■ **WHAT IS EXPECTED**: Some lines in the listing below may include the string "RUCHU". How many are there? Give only the number.

[START OF EXCERPTED DATA]

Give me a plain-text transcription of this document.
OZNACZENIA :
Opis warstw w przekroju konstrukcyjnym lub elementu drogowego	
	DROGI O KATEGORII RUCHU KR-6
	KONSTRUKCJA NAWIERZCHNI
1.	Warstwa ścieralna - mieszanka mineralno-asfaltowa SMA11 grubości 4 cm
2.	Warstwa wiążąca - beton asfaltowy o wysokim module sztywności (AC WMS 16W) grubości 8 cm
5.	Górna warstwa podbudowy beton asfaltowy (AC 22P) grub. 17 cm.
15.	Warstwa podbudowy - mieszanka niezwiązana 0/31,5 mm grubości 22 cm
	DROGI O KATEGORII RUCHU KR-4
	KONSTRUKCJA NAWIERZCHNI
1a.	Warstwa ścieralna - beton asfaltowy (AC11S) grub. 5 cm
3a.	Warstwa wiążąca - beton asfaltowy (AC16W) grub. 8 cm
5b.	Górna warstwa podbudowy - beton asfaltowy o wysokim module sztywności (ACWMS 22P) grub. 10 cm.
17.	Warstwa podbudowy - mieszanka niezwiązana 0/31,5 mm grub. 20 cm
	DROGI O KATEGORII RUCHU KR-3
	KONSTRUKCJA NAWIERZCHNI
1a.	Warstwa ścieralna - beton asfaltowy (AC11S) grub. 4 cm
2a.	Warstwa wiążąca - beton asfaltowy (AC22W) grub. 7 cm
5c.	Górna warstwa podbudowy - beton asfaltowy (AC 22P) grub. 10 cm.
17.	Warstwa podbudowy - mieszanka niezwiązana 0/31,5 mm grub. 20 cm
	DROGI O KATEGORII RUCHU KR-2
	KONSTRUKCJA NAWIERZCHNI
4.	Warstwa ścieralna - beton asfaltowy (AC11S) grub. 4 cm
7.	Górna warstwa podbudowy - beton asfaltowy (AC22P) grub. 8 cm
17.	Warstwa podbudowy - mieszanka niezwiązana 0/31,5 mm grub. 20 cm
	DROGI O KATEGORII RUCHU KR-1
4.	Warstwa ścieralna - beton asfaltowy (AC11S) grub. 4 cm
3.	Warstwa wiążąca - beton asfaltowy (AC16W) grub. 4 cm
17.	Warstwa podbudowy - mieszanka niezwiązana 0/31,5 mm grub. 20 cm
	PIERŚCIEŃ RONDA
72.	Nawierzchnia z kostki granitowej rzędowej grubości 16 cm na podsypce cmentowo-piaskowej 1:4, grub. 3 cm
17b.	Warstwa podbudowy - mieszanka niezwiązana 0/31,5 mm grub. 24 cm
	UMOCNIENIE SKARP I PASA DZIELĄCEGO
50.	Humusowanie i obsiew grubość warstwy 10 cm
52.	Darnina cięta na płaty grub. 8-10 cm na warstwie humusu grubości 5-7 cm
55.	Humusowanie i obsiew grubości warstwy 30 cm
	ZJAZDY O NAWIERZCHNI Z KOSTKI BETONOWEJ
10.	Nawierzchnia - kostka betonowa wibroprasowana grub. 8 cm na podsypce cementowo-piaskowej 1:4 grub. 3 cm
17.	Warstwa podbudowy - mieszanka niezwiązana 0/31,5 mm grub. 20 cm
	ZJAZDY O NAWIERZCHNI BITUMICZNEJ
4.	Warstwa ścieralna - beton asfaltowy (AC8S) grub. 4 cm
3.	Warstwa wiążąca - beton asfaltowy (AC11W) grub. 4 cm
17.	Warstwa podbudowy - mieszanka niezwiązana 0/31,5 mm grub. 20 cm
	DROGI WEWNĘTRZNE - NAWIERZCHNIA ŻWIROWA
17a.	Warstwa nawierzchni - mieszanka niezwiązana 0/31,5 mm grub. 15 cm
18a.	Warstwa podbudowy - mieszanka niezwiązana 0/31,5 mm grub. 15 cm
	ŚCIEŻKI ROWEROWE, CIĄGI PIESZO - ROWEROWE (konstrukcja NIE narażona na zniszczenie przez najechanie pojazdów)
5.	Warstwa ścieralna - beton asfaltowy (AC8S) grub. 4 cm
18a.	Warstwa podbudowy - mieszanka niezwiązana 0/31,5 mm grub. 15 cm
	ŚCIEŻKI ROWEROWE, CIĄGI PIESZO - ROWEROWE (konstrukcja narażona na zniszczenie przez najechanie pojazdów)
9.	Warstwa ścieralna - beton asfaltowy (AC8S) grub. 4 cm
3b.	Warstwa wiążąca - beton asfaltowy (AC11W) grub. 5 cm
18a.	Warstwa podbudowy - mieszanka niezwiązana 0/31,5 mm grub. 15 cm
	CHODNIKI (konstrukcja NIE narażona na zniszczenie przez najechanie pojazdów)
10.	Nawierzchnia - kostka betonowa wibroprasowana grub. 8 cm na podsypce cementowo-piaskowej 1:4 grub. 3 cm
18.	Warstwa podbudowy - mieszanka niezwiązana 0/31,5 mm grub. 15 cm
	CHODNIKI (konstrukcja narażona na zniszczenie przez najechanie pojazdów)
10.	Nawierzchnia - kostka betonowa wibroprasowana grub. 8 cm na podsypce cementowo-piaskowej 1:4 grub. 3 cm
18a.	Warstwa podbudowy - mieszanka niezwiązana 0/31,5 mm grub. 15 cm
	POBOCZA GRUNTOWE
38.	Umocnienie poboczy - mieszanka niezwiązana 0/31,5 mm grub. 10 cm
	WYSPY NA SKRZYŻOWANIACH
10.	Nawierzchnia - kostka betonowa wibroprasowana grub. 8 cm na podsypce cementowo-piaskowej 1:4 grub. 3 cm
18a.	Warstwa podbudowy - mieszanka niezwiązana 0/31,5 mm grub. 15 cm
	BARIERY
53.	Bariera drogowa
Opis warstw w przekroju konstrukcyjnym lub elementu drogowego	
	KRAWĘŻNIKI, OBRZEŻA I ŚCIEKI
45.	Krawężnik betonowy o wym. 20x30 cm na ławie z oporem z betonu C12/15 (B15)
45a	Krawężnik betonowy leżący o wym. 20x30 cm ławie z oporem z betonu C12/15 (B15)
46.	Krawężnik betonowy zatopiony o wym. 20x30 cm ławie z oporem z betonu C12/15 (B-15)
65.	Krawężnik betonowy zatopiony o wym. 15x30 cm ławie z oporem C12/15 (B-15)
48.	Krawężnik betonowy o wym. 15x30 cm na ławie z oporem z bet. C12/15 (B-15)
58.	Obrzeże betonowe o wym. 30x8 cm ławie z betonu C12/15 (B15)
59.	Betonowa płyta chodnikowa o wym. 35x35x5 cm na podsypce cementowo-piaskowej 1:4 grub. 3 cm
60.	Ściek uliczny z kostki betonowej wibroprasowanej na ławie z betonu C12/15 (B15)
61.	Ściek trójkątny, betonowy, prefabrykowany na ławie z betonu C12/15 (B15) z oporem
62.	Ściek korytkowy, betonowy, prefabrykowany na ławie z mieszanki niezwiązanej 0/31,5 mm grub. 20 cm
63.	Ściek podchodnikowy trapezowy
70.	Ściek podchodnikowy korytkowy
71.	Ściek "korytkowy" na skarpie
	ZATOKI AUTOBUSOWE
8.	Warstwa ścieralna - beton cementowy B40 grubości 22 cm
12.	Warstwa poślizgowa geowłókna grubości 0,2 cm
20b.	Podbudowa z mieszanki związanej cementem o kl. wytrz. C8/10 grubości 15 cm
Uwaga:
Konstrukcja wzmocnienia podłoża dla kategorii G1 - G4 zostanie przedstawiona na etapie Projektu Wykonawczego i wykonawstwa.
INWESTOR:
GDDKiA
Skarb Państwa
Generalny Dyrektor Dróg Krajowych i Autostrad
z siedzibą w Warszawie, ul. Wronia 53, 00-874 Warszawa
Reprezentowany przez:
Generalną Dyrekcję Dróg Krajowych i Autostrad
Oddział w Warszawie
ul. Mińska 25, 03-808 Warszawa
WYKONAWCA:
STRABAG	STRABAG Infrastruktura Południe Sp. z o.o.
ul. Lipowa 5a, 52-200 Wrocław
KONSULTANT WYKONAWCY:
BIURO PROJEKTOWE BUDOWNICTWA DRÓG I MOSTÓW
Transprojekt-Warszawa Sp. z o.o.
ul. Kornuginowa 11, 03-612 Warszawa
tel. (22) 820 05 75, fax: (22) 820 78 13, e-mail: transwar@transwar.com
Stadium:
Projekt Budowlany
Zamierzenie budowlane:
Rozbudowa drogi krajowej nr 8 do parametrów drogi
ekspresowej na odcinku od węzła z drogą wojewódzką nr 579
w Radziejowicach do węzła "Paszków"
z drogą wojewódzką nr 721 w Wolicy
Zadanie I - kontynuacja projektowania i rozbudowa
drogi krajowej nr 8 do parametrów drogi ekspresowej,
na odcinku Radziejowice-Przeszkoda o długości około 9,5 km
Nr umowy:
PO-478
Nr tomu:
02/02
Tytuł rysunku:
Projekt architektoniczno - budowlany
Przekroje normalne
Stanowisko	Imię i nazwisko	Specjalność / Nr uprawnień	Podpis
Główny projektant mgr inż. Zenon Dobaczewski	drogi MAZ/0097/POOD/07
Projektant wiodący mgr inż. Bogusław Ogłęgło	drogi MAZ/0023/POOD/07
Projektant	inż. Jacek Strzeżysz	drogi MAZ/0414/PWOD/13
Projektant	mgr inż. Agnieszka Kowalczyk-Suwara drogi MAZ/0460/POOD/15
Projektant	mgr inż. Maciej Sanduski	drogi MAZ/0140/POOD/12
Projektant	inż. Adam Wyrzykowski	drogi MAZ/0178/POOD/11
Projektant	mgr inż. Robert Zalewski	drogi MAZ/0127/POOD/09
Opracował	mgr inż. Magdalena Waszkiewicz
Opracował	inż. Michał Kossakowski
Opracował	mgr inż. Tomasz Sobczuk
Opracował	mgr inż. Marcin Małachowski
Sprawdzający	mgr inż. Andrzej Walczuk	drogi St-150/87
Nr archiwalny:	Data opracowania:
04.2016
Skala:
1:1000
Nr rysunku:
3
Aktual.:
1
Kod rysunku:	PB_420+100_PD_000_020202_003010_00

[END OF EXCERPTED DATA]

■ **THE OUTPUT**: 5